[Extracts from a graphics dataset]

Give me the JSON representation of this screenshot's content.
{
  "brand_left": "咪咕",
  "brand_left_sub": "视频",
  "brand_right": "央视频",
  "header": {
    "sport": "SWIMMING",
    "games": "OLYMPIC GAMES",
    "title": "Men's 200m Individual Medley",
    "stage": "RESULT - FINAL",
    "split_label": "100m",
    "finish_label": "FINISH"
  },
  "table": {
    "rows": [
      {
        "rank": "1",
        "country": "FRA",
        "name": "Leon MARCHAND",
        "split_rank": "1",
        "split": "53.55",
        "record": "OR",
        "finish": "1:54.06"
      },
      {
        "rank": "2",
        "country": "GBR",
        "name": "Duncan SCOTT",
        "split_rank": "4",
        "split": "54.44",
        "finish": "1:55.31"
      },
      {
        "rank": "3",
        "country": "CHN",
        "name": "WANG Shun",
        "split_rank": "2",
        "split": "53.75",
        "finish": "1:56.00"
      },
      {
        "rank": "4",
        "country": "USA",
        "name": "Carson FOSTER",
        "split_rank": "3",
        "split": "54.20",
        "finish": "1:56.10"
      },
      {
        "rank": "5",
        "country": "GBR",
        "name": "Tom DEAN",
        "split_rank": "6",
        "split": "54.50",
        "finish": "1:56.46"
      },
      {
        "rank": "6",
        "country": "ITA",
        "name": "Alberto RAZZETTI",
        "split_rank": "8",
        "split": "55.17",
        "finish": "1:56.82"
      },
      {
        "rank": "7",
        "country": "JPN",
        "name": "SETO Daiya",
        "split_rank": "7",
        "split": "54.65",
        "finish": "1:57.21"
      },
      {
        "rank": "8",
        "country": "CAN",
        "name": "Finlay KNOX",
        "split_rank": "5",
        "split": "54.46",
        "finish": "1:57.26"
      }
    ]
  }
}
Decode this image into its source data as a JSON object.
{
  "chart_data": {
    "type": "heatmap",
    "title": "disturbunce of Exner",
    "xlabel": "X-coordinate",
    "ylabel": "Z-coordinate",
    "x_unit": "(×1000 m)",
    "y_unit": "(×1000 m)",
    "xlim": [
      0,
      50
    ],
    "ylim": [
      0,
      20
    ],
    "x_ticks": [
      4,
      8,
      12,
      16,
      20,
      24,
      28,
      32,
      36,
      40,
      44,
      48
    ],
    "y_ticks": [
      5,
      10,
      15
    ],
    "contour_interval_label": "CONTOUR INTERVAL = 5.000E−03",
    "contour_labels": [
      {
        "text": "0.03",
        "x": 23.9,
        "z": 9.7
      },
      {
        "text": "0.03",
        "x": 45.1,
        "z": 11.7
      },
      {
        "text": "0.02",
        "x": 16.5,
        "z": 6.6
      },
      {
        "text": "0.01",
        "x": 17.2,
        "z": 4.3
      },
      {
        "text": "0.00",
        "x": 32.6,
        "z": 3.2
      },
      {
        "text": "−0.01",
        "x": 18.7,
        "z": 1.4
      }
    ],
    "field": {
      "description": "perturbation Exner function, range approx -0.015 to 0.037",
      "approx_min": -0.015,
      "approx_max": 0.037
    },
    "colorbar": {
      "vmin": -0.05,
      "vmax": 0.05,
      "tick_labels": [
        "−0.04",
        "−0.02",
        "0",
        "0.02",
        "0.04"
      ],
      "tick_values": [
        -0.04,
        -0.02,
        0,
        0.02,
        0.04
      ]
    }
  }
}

**TASK OBJECTIVE**:
What count of lines in the listing contain the word "this"? Reply with the number only.

**EXERCISE SOLUTION**:
2